◆ Brano da leggere

^^^^^^^^

Ad esempio: 1. La conoscenza comune del fatto che un certo tipo di
supporto materiale è denaro rende possibile la soluzione, secondo
alcuni, di un gioco di coordinazione, secondo altri, di un gioco di
assicurazione; 2. Un certo tipo di supporto materiale è denaro
perché la conoscenza comune del fatto che lo sia rende possibile la
soluzione di un gioco di coordinazione, o di un gioco di
assicurazione. Caso paradigmatico di fatto convenzionale è una
convenzione (nella particolare accezione di questo termine definita da
D. Lewis).
Il paradigma convenzionalistico si avvale del ricorso alla nozione di
conoscenza comune. Non è facile fornire una definizione soddisfacente
di questa nozione. Ai nostri fini, basterà attenersi alla definizione
corrente: il fatto che p è conoscenza comune fra i membri di un
gruppo G se e solo se ciascuno dei membri di G crede che p, crede che
ciascuno dei membri di G creda che p, e così via all’infinito. D’ora
in avanti, assumerò che questa analisi della nozione di conoscenza
comune sia corretta, e utilizzabile.
La teoria di Searle
La teoria. In The Construction of Social Reality, Searle fa oggetto di
trattazione sistematica la distinzione (elaborata da Elizabeth
Anscombe, e adottata dallo stesso Searle sin dalla prima metà degli
anni Sessanta) fra fatti «bruti» e fatti istituzionali. Con la
locuzione «fatti istituzionali» Searle intende, specificamente,
fatti la cui esistenza è dipendente da istituzioni umane (fatti che
esistono soltanto «entro» istituzioni). Queste ultime sono, a loro
volta, sistemi di regole costitutive: regole della forma ‘X ha
valore di (counts as) Y nel contesto C’, che, dice Searle, creano, e
anche regolano, nuove forme di comportamento, che non sarebbero
possibili in assenza di tali regole medesime (forme di comportamento,
cioè, il cui concetto è logicamente dipendente dalle regole in
questione). Le regole costitutive vengono da Searle contrapposte alle
regole che egli chiama «regolative», nella classe delle quali
ricadono le norme in termini di obblighi, divieti, permessi. Le regole
regolative, a differenza delle regole costitutive, regolano forme di
comportamento che sono possibili anche in assenza di tali regole
medesime e, in questo senso, preesistono rispetto ad esse (le regole
regolative, cioè, regolano forme di comportamento il cui concetto è
logicamente indipendente da tali regole medesime).

^^^^^^^^

◆ Dati registrati
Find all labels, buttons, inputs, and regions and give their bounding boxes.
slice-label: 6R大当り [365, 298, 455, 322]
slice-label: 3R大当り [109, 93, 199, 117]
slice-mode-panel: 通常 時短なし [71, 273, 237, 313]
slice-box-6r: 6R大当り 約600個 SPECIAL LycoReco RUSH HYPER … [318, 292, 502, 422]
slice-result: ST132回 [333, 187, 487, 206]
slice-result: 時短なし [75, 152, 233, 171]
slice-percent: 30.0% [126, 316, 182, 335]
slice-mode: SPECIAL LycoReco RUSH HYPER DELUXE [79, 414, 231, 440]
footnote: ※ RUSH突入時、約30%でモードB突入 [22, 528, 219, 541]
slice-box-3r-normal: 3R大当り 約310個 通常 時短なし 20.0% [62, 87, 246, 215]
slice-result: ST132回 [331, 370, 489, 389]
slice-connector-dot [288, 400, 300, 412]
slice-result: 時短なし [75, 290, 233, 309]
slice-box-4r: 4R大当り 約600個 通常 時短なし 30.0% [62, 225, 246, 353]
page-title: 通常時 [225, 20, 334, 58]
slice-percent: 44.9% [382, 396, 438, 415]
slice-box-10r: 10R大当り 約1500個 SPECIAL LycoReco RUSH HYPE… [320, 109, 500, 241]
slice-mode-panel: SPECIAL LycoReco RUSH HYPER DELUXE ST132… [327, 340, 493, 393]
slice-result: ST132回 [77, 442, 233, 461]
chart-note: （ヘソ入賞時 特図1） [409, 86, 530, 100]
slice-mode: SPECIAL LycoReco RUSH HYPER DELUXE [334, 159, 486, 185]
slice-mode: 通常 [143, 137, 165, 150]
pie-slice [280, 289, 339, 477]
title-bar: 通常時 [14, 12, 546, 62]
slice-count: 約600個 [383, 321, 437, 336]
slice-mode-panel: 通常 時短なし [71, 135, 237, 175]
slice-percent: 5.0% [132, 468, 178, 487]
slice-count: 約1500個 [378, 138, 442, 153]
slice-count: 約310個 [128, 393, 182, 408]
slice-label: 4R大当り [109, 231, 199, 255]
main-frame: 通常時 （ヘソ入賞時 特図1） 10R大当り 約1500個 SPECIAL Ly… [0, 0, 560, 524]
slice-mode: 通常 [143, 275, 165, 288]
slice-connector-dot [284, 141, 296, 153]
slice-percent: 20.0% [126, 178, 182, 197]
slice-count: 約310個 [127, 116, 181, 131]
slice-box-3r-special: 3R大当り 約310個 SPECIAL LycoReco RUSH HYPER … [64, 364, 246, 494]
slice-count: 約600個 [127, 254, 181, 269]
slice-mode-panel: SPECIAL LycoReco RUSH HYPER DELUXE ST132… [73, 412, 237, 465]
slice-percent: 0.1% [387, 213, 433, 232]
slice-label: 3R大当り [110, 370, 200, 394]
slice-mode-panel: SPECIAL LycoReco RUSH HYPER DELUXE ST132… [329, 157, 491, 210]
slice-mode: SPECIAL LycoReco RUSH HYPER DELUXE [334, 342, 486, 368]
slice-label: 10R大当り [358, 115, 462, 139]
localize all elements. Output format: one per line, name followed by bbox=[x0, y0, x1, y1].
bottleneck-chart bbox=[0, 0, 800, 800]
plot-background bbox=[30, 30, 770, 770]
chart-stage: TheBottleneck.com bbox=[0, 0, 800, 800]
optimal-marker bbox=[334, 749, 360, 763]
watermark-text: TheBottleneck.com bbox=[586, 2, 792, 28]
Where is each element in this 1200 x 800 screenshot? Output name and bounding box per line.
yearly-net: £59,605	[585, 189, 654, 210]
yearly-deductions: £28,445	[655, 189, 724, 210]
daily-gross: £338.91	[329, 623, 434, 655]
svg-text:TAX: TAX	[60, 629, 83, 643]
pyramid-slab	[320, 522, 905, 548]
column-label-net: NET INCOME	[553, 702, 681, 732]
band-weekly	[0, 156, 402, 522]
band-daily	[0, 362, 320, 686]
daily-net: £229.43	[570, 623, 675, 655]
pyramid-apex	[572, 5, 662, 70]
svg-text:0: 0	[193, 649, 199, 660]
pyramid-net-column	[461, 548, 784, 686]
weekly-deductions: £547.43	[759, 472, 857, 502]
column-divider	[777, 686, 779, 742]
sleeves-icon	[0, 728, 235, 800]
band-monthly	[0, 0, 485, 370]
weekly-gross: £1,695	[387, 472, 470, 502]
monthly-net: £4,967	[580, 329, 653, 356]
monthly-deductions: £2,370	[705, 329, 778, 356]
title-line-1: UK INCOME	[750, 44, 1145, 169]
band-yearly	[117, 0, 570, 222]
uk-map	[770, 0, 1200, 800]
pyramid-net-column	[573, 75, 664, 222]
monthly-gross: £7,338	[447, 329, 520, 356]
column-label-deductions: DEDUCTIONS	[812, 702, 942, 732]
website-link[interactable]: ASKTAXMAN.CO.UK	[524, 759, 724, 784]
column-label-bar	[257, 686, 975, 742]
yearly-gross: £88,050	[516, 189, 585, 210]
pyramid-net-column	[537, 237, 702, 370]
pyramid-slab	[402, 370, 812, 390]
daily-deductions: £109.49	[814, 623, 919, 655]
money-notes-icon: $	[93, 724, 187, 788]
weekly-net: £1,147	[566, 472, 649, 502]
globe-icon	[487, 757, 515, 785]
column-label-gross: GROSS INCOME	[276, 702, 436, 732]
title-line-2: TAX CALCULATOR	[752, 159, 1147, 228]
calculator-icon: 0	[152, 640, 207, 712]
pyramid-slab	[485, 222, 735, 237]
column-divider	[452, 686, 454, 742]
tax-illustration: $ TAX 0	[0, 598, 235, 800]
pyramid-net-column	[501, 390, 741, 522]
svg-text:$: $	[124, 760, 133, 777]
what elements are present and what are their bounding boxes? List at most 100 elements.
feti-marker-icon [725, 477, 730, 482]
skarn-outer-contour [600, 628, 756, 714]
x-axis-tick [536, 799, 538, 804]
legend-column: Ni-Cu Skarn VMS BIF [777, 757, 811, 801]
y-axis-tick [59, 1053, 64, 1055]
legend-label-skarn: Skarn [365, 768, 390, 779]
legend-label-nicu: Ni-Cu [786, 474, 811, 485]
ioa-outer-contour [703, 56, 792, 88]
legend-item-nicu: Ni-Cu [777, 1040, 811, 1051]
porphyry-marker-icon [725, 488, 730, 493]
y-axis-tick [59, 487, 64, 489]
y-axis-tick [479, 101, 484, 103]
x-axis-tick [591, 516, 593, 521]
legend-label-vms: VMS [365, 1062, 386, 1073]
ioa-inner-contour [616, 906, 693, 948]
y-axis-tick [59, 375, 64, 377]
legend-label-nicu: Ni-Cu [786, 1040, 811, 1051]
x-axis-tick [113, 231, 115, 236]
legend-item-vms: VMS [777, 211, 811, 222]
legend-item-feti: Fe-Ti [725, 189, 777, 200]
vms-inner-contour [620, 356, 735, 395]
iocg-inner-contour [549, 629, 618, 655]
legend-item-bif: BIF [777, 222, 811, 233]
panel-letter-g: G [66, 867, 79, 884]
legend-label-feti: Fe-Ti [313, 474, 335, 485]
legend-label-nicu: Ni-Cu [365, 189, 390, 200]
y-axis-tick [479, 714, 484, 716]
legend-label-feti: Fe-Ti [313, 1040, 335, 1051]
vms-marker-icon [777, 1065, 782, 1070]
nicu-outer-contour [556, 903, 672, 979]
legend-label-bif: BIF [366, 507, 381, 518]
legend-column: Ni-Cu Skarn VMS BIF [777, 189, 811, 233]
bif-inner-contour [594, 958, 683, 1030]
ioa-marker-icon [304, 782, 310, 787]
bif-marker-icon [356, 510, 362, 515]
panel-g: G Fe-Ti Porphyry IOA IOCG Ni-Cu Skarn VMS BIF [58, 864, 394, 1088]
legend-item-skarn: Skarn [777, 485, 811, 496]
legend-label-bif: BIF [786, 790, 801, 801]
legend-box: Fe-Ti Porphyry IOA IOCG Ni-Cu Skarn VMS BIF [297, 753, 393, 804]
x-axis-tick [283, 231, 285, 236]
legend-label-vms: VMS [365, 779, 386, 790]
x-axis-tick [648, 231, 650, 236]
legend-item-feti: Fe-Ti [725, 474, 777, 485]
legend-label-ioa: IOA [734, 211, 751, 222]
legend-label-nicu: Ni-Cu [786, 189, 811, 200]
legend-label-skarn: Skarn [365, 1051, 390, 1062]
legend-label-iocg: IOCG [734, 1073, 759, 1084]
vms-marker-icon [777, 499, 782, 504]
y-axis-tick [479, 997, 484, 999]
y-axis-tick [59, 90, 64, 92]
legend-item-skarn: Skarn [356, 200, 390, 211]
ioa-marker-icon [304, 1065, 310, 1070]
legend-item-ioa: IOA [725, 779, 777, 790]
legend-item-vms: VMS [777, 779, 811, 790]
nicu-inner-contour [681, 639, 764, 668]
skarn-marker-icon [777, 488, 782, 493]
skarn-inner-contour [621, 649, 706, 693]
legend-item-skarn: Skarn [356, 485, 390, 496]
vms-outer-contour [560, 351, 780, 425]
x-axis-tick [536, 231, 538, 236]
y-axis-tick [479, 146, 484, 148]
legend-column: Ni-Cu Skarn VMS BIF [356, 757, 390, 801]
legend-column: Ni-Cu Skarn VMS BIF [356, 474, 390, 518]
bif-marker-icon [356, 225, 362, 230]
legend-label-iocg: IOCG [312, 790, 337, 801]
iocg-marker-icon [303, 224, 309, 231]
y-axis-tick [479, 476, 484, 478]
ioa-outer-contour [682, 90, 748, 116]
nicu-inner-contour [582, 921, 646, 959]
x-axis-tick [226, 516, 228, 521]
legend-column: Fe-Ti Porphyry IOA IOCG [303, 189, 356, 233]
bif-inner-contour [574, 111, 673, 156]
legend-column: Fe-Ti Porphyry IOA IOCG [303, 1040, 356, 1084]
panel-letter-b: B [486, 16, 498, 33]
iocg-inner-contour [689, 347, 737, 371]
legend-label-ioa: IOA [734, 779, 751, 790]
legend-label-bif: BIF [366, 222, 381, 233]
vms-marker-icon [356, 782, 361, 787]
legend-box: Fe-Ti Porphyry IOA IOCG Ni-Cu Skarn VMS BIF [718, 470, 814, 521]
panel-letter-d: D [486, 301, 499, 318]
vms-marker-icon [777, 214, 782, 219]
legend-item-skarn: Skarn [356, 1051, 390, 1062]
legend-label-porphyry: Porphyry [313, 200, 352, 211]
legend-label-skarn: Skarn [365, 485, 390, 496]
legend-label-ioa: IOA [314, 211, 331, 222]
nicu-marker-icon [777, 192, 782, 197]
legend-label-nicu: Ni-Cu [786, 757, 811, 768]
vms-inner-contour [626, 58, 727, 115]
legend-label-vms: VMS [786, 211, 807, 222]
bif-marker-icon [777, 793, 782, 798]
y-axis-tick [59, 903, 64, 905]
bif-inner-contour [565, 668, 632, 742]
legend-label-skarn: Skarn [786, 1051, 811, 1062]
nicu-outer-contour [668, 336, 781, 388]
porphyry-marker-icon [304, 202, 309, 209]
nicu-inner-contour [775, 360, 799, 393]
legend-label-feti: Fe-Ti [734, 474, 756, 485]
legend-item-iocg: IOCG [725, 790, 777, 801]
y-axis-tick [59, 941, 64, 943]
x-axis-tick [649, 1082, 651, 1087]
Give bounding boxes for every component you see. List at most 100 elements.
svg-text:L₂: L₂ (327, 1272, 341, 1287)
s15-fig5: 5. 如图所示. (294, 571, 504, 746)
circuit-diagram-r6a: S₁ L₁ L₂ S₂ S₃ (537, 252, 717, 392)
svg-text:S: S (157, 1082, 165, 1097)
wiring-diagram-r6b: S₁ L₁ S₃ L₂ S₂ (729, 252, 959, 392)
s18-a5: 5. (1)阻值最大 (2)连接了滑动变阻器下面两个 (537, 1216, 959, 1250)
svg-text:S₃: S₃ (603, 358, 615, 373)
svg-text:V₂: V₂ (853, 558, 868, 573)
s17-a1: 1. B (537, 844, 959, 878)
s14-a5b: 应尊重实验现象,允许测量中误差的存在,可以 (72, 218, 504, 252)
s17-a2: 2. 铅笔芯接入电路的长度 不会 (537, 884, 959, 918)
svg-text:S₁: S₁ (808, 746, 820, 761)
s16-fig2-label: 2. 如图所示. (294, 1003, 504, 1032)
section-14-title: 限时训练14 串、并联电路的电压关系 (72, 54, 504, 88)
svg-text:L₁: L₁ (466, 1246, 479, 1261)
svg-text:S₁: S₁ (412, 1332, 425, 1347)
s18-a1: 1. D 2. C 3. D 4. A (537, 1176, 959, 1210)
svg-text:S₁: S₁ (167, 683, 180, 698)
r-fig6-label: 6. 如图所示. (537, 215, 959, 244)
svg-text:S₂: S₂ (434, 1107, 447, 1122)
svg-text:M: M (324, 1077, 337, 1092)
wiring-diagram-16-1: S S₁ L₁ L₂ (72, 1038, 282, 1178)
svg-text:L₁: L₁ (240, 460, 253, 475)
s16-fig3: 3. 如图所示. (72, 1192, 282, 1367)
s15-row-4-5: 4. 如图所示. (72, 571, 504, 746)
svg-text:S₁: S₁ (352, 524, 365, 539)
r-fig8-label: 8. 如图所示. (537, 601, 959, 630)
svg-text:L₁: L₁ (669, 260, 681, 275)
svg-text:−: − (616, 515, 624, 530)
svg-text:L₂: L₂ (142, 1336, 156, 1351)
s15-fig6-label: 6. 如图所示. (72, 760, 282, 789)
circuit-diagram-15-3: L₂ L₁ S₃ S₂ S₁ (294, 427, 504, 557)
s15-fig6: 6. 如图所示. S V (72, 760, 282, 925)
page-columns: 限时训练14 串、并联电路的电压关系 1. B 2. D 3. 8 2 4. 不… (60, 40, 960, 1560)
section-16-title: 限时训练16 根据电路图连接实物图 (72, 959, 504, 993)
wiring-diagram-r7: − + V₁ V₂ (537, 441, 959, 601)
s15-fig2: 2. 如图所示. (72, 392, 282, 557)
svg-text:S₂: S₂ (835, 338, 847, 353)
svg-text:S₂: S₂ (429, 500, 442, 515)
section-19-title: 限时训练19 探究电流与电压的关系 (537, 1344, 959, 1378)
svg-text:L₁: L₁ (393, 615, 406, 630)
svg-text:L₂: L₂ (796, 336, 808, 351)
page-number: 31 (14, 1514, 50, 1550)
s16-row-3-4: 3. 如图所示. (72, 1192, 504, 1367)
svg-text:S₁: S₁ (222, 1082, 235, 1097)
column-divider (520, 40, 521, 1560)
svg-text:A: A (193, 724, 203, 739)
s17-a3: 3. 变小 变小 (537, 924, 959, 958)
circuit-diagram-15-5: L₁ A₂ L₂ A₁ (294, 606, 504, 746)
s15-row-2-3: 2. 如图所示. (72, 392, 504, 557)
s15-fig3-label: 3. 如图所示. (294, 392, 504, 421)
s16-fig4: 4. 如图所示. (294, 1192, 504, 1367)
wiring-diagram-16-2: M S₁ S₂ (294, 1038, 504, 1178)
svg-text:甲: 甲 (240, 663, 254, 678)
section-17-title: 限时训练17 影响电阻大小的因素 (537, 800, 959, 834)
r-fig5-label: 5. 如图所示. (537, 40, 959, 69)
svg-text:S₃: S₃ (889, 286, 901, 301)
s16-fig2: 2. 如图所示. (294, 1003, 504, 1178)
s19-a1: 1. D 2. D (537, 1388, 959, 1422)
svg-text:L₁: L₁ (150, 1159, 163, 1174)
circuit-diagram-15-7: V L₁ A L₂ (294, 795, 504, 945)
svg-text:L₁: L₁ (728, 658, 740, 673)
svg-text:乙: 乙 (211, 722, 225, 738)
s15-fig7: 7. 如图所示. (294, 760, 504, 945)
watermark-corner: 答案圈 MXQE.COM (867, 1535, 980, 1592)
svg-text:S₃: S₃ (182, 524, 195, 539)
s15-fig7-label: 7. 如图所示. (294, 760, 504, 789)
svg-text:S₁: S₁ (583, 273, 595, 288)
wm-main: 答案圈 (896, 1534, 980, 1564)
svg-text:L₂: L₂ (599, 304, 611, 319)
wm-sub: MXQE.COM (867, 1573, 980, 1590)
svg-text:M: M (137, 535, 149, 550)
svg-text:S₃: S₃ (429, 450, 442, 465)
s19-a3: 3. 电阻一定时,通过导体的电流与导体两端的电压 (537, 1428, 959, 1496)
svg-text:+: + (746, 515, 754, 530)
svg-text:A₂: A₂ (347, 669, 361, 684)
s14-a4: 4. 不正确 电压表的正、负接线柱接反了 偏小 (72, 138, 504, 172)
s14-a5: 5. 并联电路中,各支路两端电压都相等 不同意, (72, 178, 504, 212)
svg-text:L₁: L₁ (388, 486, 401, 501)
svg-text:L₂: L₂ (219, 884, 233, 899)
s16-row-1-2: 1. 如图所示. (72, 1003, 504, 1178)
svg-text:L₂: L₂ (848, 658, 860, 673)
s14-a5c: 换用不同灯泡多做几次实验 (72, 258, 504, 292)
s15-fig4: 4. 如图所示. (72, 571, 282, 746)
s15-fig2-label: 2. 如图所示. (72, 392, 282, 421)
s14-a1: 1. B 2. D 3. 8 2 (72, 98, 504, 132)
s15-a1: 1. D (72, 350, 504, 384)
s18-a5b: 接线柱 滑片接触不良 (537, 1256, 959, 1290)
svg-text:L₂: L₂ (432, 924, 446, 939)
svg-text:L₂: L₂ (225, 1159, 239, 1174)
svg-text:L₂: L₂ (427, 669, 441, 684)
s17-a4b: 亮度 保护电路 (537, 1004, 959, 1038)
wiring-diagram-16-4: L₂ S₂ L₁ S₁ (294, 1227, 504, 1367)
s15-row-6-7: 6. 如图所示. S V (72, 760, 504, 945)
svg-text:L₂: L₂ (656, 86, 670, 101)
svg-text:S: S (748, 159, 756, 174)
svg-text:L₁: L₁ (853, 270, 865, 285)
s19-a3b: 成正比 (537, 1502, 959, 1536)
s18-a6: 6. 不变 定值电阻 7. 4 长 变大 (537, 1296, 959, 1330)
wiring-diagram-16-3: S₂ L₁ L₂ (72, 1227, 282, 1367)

^^^^^^^^

◆ Consegna
Trascrivi alla lettera la parte del brano che va dalle parole «Il paradigma convenzionalistico» fino a «corretta, e utilizzabile.», queste comprese. I record sono materiale a parte, distinto dal brano.

◆ Risultato
Il paradigma convenzionalistico si avvale del ricorso alla nozione di
conoscenza comune. Non è facile fornire una definizione soddisfacente
di questa nozione. Ai nostri fini, basterà attenersi alla definizione
corrente: il fatto che p è conoscenza comune fra i membri di un
gruppo G se e solo se ciascuno dei membri di G crede che p, crede che
ciascuno dei membri di G creda che p, e così via all’infinito. D’ora
in avanti, assumerò che questa analisi della nozione di conoscenza
comune sia corretta, e utilizzabile.